Your instructions —
Any pictures in the records below should be skipped; write out everything else exactly.

(Rows from a figure dataset)
______________________________
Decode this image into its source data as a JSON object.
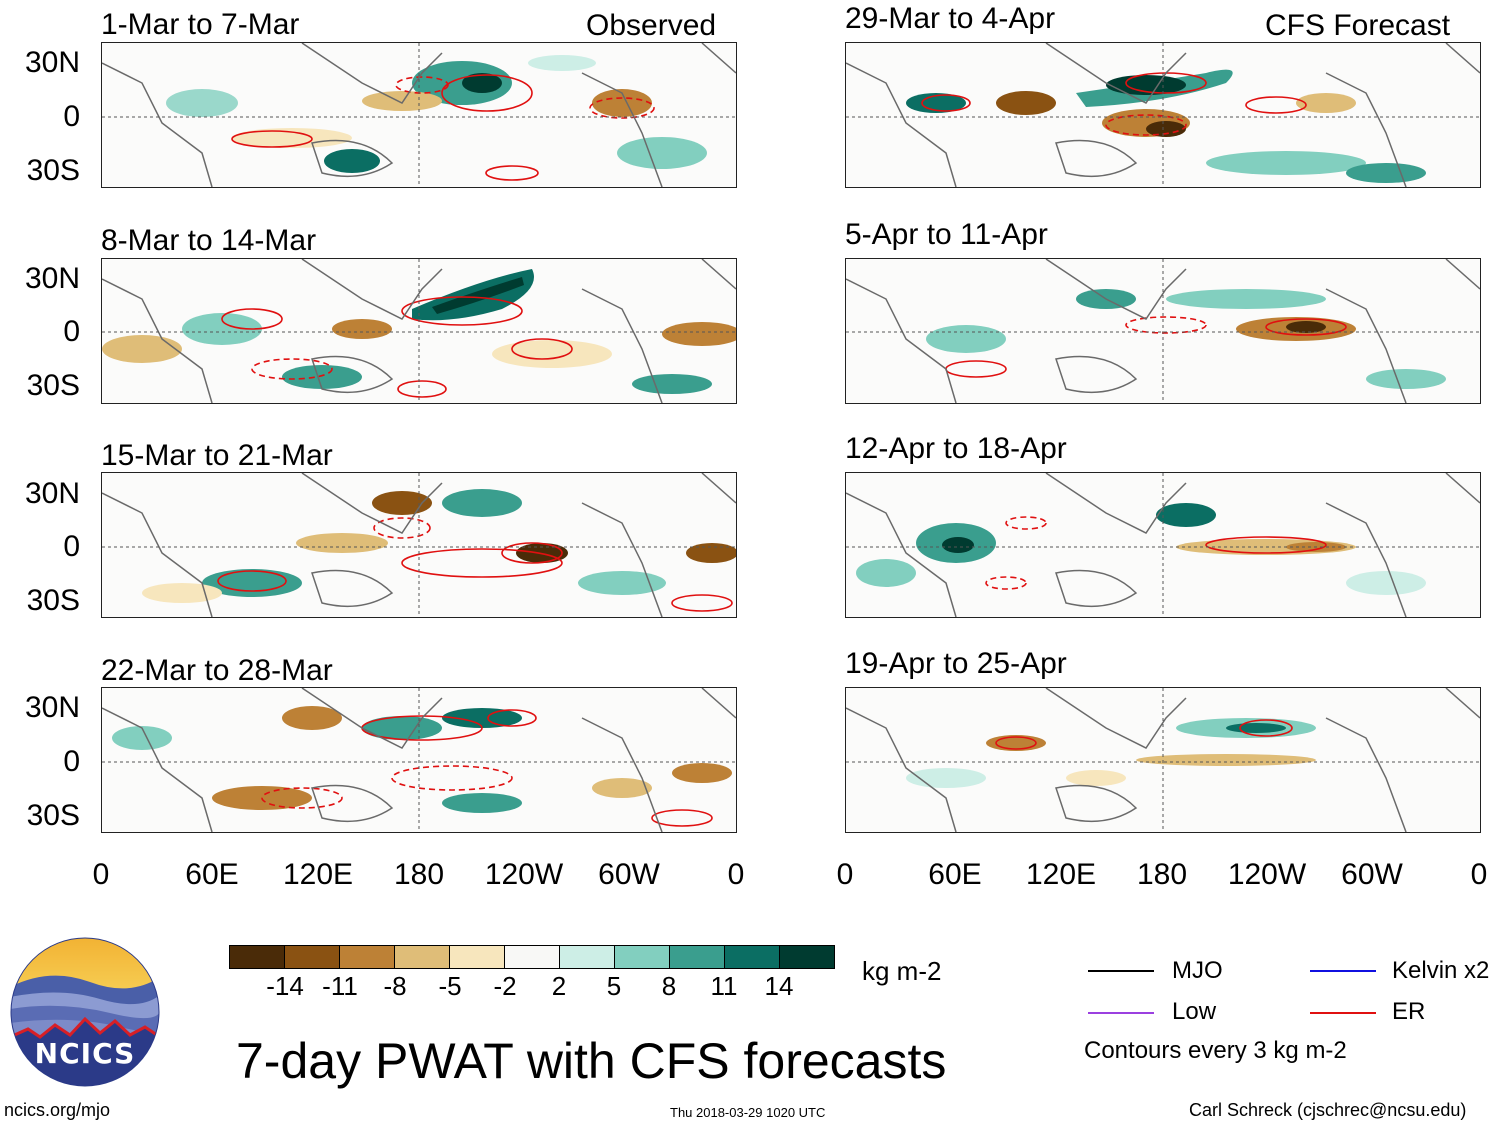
{
  "headers": {
    "left": "Observed",
    "right": "CFS Forecast"
  },
  "panels_left": [
    {
      "title": "1-Mar to 7-Mar"
    },
    {
      "title": "8-Mar to 14-Mar"
    },
    {
      "title": "15-Mar to 21-Mar"
    },
    {
      "title": "22-Mar to 28-Mar"
    }
  ],
  "panels_right": [
    {
      "title": "29-Mar to 4-Apr"
    },
    {
      "title": "5-Apr to 11-Apr"
    },
    {
      "title": "12-Apr to 18-Apr"
    },
    {
      "title": "19-Apr to 25-Apr"
    }
  ],
  "y_ticks": [
    "30N",
    "0",
    "30S"
  ],
  "x_ticks": [
    "0",
    "60E",
    "120E",
    "180",
    "120W",
    "60W",
    "0"
  ],
  "colorbar": {
    "labels": [
      "-14",
      "-11",
      "-8",
      "-5",
      "-2",
      "2",
      "5",
      "8",
      "11",
      "14"
    ],
    "colors": [
      "#4a2b08",
      "#8a5212",
      "#bd8136",
      "#dfbd78",
      "#f7e6bd",
      "#f8f8f6",
      "#cdeee6",
      "#82cfbf",
      "#3a9e8e",
      "#0b6e63",
      "#003b30"
    ],
    "units": "kg m-2"
  },
  "legend": {
    "items": [
      {
        "label": "MJO",
        "color": "#000000"
      },
      {
        "label": "Kelvin x2",
        "color": "#1010e0"
      },
      {
        "label": "Low",
        "color": "#9b40e0"
      },
      {
        "label": "ER",
        "color": "#e01010"
      }
    ],
    "note": "Contours every 3 kg m-2"
  },
  "main_title": "7-day PWAT with CFS forecasts",
  "logo": {
    "text": "NCICS"
  },
  "footer": {
    "url": "ncics.org/mjo",
    "timestamp": "Thu 2018-03-29 1020 UTC",
    "author": "Carl Schreck (cjschrec@ncsu.edu)"
  }
}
______________________________
Exercise output —
Decode this image into its source data as a JSON object.
{
  "headers": {
    "left": "Observed",
    "right": "CFS Forecast"
  },
  "panels_left": [
    {
      "title": "1-Mar to 7-Mar"
    },
    {
      "title": "8-Mar to 14-Mar"
    },
    {
      "title": "15-Mar to 21-Mar"
    },
    {
      "title": "22-Mar to 28-Mar"
    }
  ],
  "panels_right": [
    {
      "title": "29-Mar to 4-Apr"
    },
    {
      "title": "5-Apr to 11-Apr"
    },
    {
      "title": "12-Apr to 18-Apr"
    },
    {
      "title": "19-Apr to 25-Apr"
    }
  ],
  "y_ticks": [
    "30N",
    "0",
    "30S"
  ],
  "x_ticks": [
    "0",
    "60E",
    "120E",
    "180",
    "120W",
    "60W",
    "0"
  ],
  "colorbar": {
    "labels": [
      "-14",
      "-11",
      "-8",
      "-5",
      "-2",
      "2",
      "5",
      "8",
      "11",
      "14"
    ],
    "colors": [
      "#4a2b08",
      "#8a5212",
      "#bd8136",
      "#dfbd78",
      "#f7e6bd",
      "#f8f8f6",
      "#cdeee6",
      "#82cfbf",
      "#3a9e8e",
      "#0b6e63",
      "#003b30"
    ],
    "units": "kg m-2"
  },
  "legend": {
    "items": [
      {
        "label": "MJO",
        "color": "#000000"
      },
      {
        "label": "Kelvin x2",
        "color": "#1010e0"
      },
      {
        "label": "Low",
        "color": "#9b40e0"
      },
      {
        "label": "ER",
        "color": "#e01010"
      }
    ],
    "note": "Contours every 3 kg m-2"
  },
  "main_title": "7-day PWAT with CFS forecasts",
  "logo": {
    "text": "NCICS"
  },
  "footer": {
    "url": "ncics.org/mjo",
    "timestamp": "Thu 2018-03-29 1020 UTC",
    "author": "Carl Schreck (cjschrec@ncsu.edu)"
  }
}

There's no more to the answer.